**Exercise inputs:**
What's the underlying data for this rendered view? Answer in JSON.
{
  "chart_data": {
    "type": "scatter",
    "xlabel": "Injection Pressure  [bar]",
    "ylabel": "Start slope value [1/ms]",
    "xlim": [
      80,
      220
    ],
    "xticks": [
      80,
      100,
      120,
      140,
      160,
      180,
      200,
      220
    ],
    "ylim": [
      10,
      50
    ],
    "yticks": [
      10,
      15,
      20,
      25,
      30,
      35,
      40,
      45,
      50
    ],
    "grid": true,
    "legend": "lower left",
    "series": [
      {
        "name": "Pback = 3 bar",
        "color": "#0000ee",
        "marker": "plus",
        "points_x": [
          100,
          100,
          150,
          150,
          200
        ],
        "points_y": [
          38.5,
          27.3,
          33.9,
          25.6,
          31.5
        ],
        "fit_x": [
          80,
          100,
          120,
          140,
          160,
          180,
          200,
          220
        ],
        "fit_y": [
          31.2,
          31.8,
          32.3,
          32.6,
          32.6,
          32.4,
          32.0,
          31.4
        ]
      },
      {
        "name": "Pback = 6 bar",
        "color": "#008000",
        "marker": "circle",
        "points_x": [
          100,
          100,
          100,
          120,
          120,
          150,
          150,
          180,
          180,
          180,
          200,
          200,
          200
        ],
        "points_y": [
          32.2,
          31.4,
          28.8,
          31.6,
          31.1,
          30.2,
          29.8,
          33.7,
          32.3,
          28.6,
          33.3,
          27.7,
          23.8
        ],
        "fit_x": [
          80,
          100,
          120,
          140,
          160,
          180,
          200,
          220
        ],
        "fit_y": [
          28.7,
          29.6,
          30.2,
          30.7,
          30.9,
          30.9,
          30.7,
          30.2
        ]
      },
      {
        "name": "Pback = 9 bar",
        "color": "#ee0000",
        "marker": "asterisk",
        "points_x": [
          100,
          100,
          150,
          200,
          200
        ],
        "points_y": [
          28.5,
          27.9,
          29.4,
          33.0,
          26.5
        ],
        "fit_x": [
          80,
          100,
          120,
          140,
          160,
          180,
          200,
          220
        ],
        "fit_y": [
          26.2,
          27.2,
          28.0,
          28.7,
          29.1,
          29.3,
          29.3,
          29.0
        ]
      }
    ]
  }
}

**Exercise aim:**
Only the number is wanted: how many lines above include the word "color"?

**Solution below:**
3